_Task to complete_
Please print all of the material below, word for word.

_Listed records_
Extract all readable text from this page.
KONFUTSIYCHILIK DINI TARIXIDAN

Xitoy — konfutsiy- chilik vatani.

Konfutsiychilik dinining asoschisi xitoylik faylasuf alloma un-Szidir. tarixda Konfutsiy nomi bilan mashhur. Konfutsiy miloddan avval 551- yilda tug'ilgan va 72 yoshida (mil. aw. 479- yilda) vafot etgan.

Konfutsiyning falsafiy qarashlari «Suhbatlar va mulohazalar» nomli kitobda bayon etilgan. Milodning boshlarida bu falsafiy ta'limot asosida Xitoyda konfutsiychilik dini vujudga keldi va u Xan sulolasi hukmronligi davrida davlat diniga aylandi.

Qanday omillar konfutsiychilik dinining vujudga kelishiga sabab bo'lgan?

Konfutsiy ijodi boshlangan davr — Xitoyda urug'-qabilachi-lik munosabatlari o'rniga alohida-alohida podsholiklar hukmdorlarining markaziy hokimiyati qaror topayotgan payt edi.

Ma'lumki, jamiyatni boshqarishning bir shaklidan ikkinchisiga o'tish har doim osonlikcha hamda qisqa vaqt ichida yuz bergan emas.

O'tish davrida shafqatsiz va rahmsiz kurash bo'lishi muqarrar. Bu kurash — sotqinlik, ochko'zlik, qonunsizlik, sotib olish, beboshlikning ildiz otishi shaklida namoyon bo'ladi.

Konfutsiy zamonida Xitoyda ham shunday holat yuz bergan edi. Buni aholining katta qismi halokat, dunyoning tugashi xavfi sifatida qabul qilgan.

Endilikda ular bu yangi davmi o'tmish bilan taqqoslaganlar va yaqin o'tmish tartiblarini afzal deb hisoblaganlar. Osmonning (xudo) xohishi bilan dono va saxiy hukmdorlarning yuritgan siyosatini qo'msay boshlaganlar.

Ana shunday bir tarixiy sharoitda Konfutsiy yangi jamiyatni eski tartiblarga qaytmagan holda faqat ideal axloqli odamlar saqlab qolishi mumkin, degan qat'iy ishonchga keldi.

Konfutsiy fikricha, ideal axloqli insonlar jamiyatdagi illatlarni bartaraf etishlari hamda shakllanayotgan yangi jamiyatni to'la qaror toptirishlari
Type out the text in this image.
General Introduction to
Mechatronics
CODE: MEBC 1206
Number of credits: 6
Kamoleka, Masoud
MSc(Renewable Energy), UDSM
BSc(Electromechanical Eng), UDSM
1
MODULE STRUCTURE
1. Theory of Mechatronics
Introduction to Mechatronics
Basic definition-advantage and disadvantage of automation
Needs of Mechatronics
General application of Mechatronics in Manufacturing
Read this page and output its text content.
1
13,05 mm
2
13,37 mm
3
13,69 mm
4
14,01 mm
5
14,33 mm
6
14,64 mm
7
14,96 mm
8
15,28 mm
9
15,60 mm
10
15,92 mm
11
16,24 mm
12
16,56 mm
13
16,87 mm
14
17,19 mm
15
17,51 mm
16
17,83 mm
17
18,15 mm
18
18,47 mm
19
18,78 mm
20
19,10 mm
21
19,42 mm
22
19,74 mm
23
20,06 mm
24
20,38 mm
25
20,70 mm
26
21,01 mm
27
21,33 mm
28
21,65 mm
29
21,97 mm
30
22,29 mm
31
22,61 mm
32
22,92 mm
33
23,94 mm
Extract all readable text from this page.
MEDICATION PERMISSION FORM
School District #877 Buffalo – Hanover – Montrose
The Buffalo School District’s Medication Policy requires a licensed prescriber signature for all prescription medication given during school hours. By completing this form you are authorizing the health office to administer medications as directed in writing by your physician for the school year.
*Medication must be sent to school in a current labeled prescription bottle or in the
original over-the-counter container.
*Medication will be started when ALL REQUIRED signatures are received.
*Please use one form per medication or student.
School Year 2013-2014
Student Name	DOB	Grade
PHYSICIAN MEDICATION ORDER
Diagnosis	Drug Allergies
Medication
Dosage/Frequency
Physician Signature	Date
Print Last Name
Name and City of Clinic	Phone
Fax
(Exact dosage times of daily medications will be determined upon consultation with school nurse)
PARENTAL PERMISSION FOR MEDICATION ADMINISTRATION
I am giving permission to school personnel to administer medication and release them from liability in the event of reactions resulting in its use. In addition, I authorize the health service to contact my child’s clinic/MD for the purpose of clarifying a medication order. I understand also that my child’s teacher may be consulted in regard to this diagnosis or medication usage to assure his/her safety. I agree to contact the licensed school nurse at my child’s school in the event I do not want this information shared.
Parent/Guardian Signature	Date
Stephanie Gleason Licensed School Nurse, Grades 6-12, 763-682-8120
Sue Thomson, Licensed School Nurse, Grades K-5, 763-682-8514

_The answer_
Extract all readable text from this page.
KONFUTSIYCHILIK DINI TARIXIDAN

Xitoy — konfutsiy- chilik vatani.

Konfutsiychilik dinining asoschisi xitoylik faylasuf alloma un-Szidir. tarixda Konfutsiy nomi bilan mashhur. Konfutsiy miloddan avval 551- yilda tug'ilgan va 72 yoshida (mil. aw. 479- yilda) vafot etgan.

Konfutsiyning falsafiy qarashlari «Suhbatlar va mulohazalar» nomli kitobda bayon etilgan. Milodning boshlarida bu falsafiy ta'limot asosida Xitoyda konfutsiychilik dini vujudga keldi va u Xan sulolasi hukmronligi davrida davlat diniga aylandi.

Qanday omillar konfutsiychilik dinining vujudga kelishiga sabab bo'lgan?

Konfutsiy ijodi boshlangan davr — Xitoyda urug'-qabilachi-lik munosabatlari o'rniga alohida-alohida podsholiklar hukmdorlarining markaziy hokimiyati qaror topayotgan payt edi.

Ma'lumki, jamiyatni boshqarishning bir shaklidan ikkinchisiga o'tish har doim osonlikcha hamda qisqa vaqt ichida yuz bergan emas.

O'tish davrida shafqatsiz va rahmsiz kurash bo'lishi muqarrar. Bu kurash — sotqinlik, ochko'zlik, qonunsizlik, sotib olish, beboshlikning ildiz otishi shaklida namoyon bo'ladi.

Konfutsiy zamonida Xitoyda ham shunday holat yuz bergan edi. Buni aholining katta qismi halokat, dunyoning tugashi xavfi sifatida qabul qilgan.

Endilikda ular bu yangi davmi o'tmish bilan taqqoslaganlar va yaqin o'tmish tartiblarini afzal deb hisoblaganlar. Osmonning (xudo) xohishi bilan dono va saxiy hukmdorlarning yuritgan siyosatini qo'msay boshlaganlar.

Ana shunday bir tarixiy sharoitda Konfutsiy yangi jamiyatni eski tartiblarga qaytmagan holda faqat ideal axloqli odamlar saqlab qolishi mumkin, degan qat'iy ishonchga keldi.

Konfutsiy fikricha, ideal axloqli insonlar jamiyatdagi illatlarni bartaraf etishlari hamda shakllanayotgan yangi jamiyatni to'la qaror toptirishlari
Type out the text in this image.
General Introduction to
Mechatronics
CODE: MEBC 1206
Number of credits: 6
Kamoleka, Masoud
MSc(Renewable Energy), UDSM
BSc(Electromechanical Eng), UDSM
1
MODULE STRUCTURE
1. Theory of Mechatronics
Introduction to Mechatronics
Basic definition-advantage and disadvantage of automation
Needs of Mechatronics
General application of Mechatronics in Manufacturing
Read this page and output its text content.
1
13,05 mm
2
13,37 mm
3
13,69 mm
4
14,01 mm
5
14,33 mm
6
14,64 mm
7
14,96 mm
8
15,28 mm
9
15,60 mm
10
15,92 mm
11
16,24 mm
12
16,56 mm
13
16,87 mm
14
17,19 mm
15
17,51 mm
16
17,83 mm
17
18,15 mm
18
18,47 mm
19
18,78 mm
20
19,10 mm
21
19,42 mm
22
19,74 mm
23
20,06 mm
24
20,38 mm
25
20,70 mm
26
21,01 mm
27
21,33 mm
28
21,65 mm
29
21,97 mm
30
22,29 mm
31
22,61 mm
32
22,92 mm
33
23,94 mm
Extract all readable text from this page.
MEDICATION PERMISSION FORM
School District #877 Buffalo – Hanover – Montrose
The Buffalo School District’s Medication Policy requires a licensed prescriber signature for all prescription medication given during school hours. By completing this form you are authorizing the health office to administer medications as directed in writing by your physician for the school year.
*Medication must be sent to school in a current labeled prescription bottle or in the
original over-the-counter container.
*Medication will be started when ALL REQUIRED signatures are received.
*Please use one form per medication or student.
School Year 2013-2014
Student Name	DOB	Grade
PHYSICIAN MEDICATION ORDER
Diagnosis	Drug Allergies
Medication
Dosage/Frequency
Physician Signature	Date
Print Last Name
Name and City of Clinic	Phone
Fax
(Exact dosage times of daily medications will be determined upon consultation with school nurse)
PARENTAL PERMISSION FOR MEDICATION ADMINISTRATION
I am giving permission to school personnel to administer medication and release them from liability in the event of reactions resulting in its use. In addition, I authorize the health service to contact my child’s clinic/MD for the purpose of clarifying a medication order. I understand also that my child’s teacher may be consulted in regard to this diagnosis or medication usage to assure his/her safety. I agree to contact the licensed school nurse at my child’s school in the event I do not want this information shared.
Parent/Guardian Signature	Date
Stephanie Gleason Licensed School Nurse, Grades 6-12, 763-682-8120
Sue Thomson, Licensed School Nurse, Grades K-5, 763-682-8514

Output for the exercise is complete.